LISTING ->
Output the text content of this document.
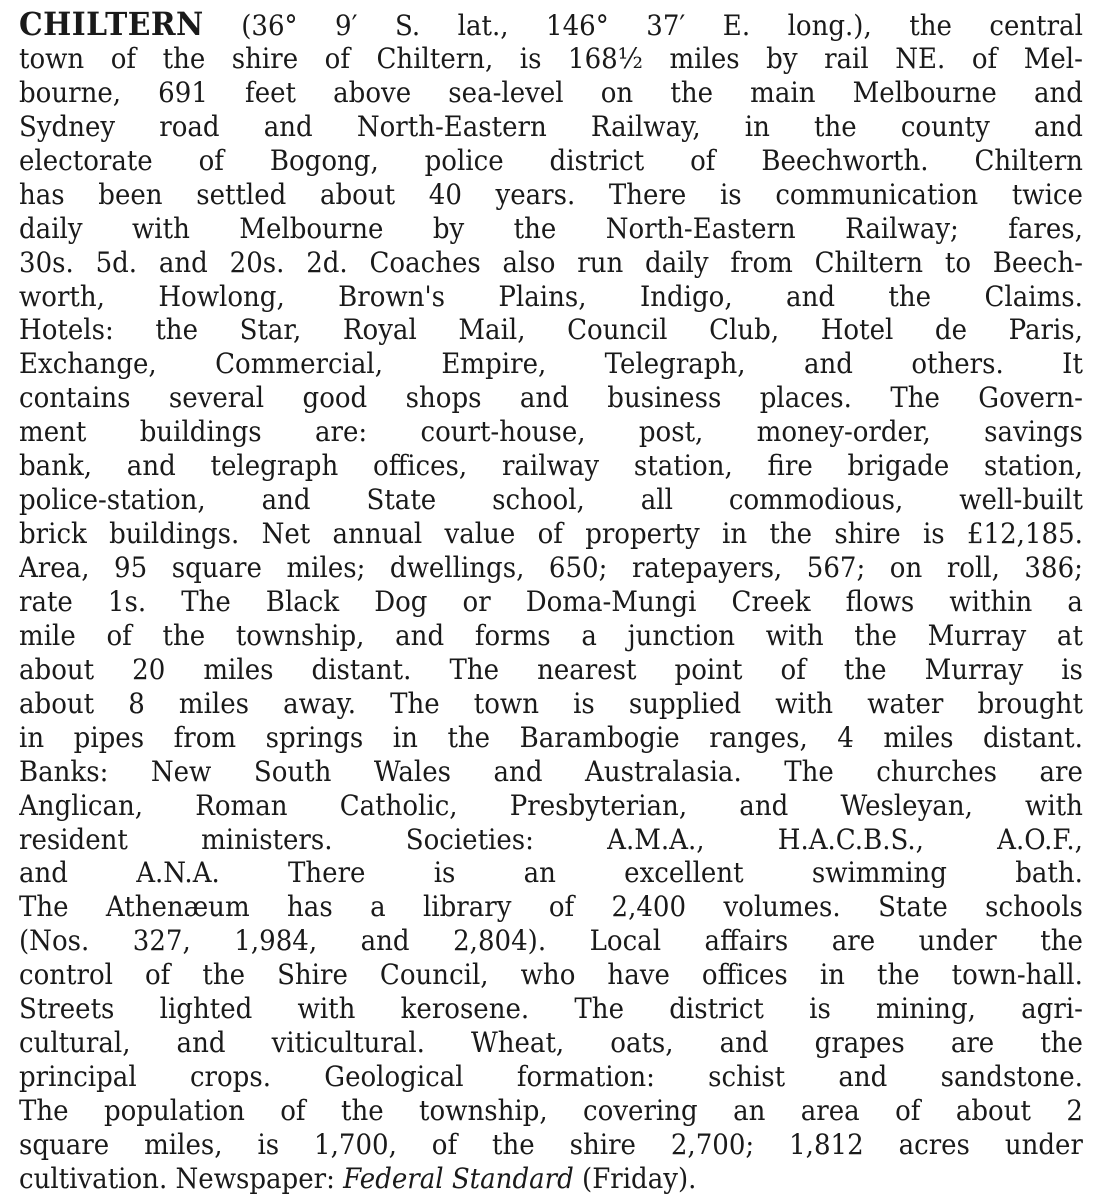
CHILTERN (36° 9′ S. lat., 146° 37′ E. long.), the central
town of the shire of Chiltern, is 168½ miles by rail NE. of Mel-
bourne, 691 feet above sea-level on the main Melbourne and
Sydney road and North-Eastern Railway, in the county and
electorate of Bogong, police district of Beechworth. Chiltern
has been settled about 40 years. There is communication twice
daily with Melbourne by the North-Eastern Railway; fares,
30s. 5d. and 20s. 2d. Coaches also run daily from Chiltern to Beech-
worth, Howlong, Brown's Plains, Indigo, and the Claims.
Hotels: the Star, Royal Mail, Council Club, Hotel de Paris,
Exchange, Commercial, Empire, Telegraph, and others. It
contains several good shops and business places. The Govern-
ment buildings are: court-house, post, money-order, savings
bank, and telegraph offices, railway station, fire brigade station,
police-station, and State school, all commodious, well-built
brick buildings. Net annual value of property in the shire is £12,185.
Area, 95 square miles; dwellings, 650; ratepayers, 567; on roll, 386;
rate 1s. The Black Dog or Doma-Mungi Creek flows within a
mile of the township, and forms a junction with the Murray at
about 20 miles distant. The nearest point of the Murray is
about 8 miles away. The town is supplied with water brought
in pipes from springs in the Barambogie ranges, 4 miles distant.
Banks: New South Wales and Australasia. The churches are
Anglican, Roman Catholic, Presbyterian, and Wesleyan, with
resident ministers. Societies: A.M.A., H.A.C.B.S., A.O.F.,
and A.N.A. There is an excellent swimming bath.
The Athenæum has a library of 2,400 volumes. State schools
(Nos. 327, 1,984, and 2,804). Local affairs are under the
control of the Shire Council, who have offices in the town-hall.
Streets lighted with kerosene. The district is mining, agri-
cultural, and viticultural. Wheat, oats, and grapes are the
principal crops. Geological formation: schist and sandstone.
The population of the township, covering an area of about 2
square miles, is 1,700, of the shire 2,700; 1,812 acres under
cultivation. Newspaper: Federal Standard (Friday).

PROBLEM -> Print each record exactly as it stands, leaving the images out.

WRITTEN RESPONSE ->
Output the text content of this document.
CHILTERN (36° 9′ S. lat., 146° 37′ E. long.), the central
town of the shire of Chiltern, is 168½ miles by rail NE. of Mel-
bourne, 691 feet above sea-level on the main Melbourne and
Sydney road and North-Eastern Railway, in the county and
electorate of Bogong, police district of Beechworth. Chiltern
has been settled about 40 years. There is communication twice
daily with Melbourne by the North-Eastern Railway; fares,
30s. 5d. and 20s. 2d. Coaches also run daily from Chiltern to Beech-
worth, Howlong, Brown's Plains, Indigo, and the Claims.
Hotels: the Star, Royal Mail, Council Club, Hotel de Paris,
Exchange, Commercial, Empire, Telegraph, and others. It
contains several good shops and business places. The Govern-
ment buildings are: court-house, post, money-order, savings
bank, and telegraph offices, railway station, fire brigade station,
police-station, and State school, all commodious, well-built
brick buildings. Net annual value of property in the shire is £12,185.
Area, 95 square miles; dwellings, 650; ratepayers, 567; on roll, 386;
rate 1s. The Black Dog or Doma-Mungi Creek flows within a
mile of the township, and forms a junction with the Murray at
about 20 miles distant. The nearest point of the Murray is
about 8 miles away. The town is supplied with water brought
in pipes from springs in the Barambogie ranges, 4 miles distant.
Banks: New South Wales and Australasia. The churches are
Anglican, Roman Catholic, Presbyterian, and Wesleyan, with
resident ministers. Societies: A.M.A., H.A.C.B.S., A.O.F.,
and A.N.A. There is an excellent swimming bath.
The Athenæum has a library of 2,400 volumes. State schools
(Nos. 327, 1,984, and 2,804). Local affairs are under the
control of the Shire Council, who have offices in the town-hall.
Streets lighted with kerosene. The district is mining, agri-
cultural, and viticultural. Wheat, oats, and grapes are the
principal crops. Geological formation: schist and sandstone.
The population of the township, covering an area of about 2
square miles, is 1,700, of the shire 2,700; 1,812 acres under
cultivation. Newspaper: Federal Standard (Friday).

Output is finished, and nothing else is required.